Data entries >>
━━━━━━━━━━

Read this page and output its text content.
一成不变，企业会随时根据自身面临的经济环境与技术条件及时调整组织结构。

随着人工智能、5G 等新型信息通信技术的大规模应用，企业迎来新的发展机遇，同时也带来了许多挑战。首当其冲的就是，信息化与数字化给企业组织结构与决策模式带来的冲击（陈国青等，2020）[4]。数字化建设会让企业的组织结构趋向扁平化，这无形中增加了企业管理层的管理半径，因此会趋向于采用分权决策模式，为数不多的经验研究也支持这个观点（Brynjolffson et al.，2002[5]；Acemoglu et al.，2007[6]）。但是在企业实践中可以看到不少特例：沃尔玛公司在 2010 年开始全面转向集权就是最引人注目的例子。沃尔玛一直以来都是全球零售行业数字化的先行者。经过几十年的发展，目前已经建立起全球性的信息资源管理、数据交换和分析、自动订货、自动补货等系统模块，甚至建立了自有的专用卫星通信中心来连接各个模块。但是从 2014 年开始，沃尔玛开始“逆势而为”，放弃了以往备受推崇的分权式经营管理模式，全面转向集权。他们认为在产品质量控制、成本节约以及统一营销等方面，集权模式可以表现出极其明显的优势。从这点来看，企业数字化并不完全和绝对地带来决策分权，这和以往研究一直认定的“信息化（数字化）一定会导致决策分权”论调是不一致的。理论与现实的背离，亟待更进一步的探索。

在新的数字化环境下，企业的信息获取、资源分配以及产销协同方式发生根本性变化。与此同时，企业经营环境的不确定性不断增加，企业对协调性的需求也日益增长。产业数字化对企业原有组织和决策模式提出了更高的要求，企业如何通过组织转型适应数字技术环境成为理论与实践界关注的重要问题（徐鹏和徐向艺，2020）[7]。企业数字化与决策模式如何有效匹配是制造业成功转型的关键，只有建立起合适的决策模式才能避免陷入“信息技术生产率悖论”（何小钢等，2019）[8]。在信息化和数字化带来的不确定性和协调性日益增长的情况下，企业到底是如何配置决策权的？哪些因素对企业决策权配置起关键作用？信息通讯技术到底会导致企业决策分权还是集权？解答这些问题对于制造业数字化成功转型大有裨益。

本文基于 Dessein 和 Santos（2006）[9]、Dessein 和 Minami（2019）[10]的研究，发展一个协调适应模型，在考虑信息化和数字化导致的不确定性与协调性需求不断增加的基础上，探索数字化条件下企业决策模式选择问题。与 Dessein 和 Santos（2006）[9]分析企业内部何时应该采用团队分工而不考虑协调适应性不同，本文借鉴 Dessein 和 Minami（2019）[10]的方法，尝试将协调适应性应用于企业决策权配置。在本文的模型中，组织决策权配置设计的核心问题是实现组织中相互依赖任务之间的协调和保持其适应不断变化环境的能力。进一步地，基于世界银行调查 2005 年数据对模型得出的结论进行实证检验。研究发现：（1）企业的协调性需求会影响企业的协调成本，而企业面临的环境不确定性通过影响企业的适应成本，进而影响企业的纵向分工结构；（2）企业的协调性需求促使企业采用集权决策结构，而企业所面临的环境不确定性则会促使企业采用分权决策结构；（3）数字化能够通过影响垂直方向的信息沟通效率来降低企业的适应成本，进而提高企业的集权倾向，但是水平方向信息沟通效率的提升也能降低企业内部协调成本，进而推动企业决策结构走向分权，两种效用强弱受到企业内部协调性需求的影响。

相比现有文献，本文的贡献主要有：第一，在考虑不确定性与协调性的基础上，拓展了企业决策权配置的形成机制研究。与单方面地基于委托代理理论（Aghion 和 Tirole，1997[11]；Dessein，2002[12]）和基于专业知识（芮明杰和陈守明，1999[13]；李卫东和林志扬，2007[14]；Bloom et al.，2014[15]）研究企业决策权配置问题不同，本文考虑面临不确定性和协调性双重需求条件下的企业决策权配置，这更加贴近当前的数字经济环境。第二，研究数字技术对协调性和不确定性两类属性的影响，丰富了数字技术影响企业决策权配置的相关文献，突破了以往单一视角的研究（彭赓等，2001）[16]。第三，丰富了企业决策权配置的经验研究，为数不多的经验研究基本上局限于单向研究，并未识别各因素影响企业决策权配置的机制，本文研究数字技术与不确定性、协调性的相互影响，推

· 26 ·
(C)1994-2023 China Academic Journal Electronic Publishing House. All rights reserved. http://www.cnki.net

━━━━━━━━━━

Give the listing above again, word for word.

Response >>
Read this page and output its text content.
一成不变，企业会随时根据自身面临的经济环境与技术条件及时调整组织结构。

随着人工智能、5G 等新型信息通信技术的大规模应用，企业迎来新的发展机遇，同时也带来了许多挑战。首当其冲的就是，信息化与数字化给企业组织结构与决策模式带来的冲击（陈国青等，2020）[4]。数字化建设会让企业的组织结构趋向扁平化，这无形中增加了企业管理层的管理半径，因此会趋向于采用分权决策模式，为数不多的经验研究也支持这个观点（Brynjolffson et al.，2002[5]；Acemoglu et al.，2007[6]）。但是在企业实践中可以看到不少特例：沃尔玛公司在 2010 年开始全面转向集权就是最引人注目的例子。沃尔玛一直以来都是全球零售行业数字化的先行者。经过几十年的发展，目前已经建立起全球性的信息资源管理、数据交换和分析、自动订货、自动补货等系统模块，甚至建立了自有的专用卫星通信中心来连接各个模块。但是从 2014 年开始，沃尔玛开始“逆势而为”，放弃了以往备受推崇的分权式经营管理模式，全面转向集权。他们认为在产品质量控制、成本节约以及统一营销等方面，集权模式可以表现出极其明显的优势。从这点来看，企业数字化并不完全和绝对地带来决策分权，这和以往研究一直认定的“信息化（数字化）一定会导致决策分权”论调是不一致的。理论与现实的背离，亟待更进一步的探索。

在新的数字化环境下，企业的信息获取、资源分配以及产销协同方式发生根本性变化。与此同时，企业经营环境的不确定性不断增加，企业对协调性的需求也日益增长。产业数字化对企业原有组织和决策模式提出了更高的要求，企业如何通过组织转型适应数字技术环境成为理论与实践界关注的重要问题（徐鹏和徐向艺，2020）[7]。企业数字化与决策模式如何有效匹配是制造业成功转型的关键，只有建立起合适的决策模式才能避免陷入“信息技术生产率悖论”（何小钢等，2019）[8]。在信息化和数字化带来的不确定性和协调性日益增长的情况下，企业到底是如何配置决策权的？哪些因素对企业决策权配置起关键作用？信息通讯技术到底会导致企业决策分权还是集权？解答这些问题对于制造业数字化成功转型大有裨益。

本文基于 Dessein 和 Santos（2006）[9]、Dessein 和 Minami（2019）[10]的研究，发展一个协调适应模型，在考虑信息化和数字化导致的不确定性与协调性需求不断增加的基础上，探索数字化条件下企业决策模式选择问题。与 Dessein 和 Santos（2006）[9]分析企业内部何时应该采用团队分工而不考虑协调适应性不同，本文借鉴 Dessein 和 Minami（2019）[10]的方法，尝试将协调适应性应用于企业决策权配置。在本文的模型中，组织决策权配置设计的核心问题是实现组织中相互依赖任务之间的协调和保持其适应不断变化环境的能力。进一步地，基于世界银行调查 2005 年数据对模型得出的结论进行实证检验。研究发现：（1）企业的协调性需求会影响企业的协调成本，而企业面临的环境不确定性通过影响企业的适应成本，进而影响企业的纵向分工结构；（2）企业的协调性需求促使企业采用集权决策结构，而企业所面临的环境不确定性则会促使企业采用分权决策结构；（3）数字化能够通过影响垂直方向的信息沟通效率来降低企业的适应成本，进而提高企业的集权倾向，但是水平方向信息沟通效率的提升也能降低企业内部协调成本，进而推动企业决策结构走向分权，两种效用强弱受到企业内部协调性需求的影响。

相比现有文献，本文的贡献主要有：第一，在考虑不确定性与协调性的基础上，拓展了企业决策权配置的形成机制研究。与单方面地基于委托代理理论（Aghion 和 Tirole，1997[11]；Dessein，2002[12]）和基于专业知识（芮明杰和陈守明，1999[13]；李卫东和林志扬，2007[14]；Bloom et al.，2014[15]）研究企业决策权配置问题不同，本文考虑面临不确定性和协调性双重需求条件下的企业决策权配置，这更加贴近当前的数字经济环境。第二，研究数字技术对协调性和不确定性两类属性的影响，丰富了数字技术影响企业决策权配置的相关文献，突破了以往单一视角的研究（彭赓等，2001）[16]。第三，丰富了企业决策权配置的经验研究，为数不多的经验研究基本上局限于单向研究，并未识别各因素影响企业决策权配置的机制，本文研究数字技术与不确定性、协调性的相互影响，推

· 26 ·
(C)1994-2023 China Academic Journal Electronic Publishing House. All rights reserved. http://www.cnki.net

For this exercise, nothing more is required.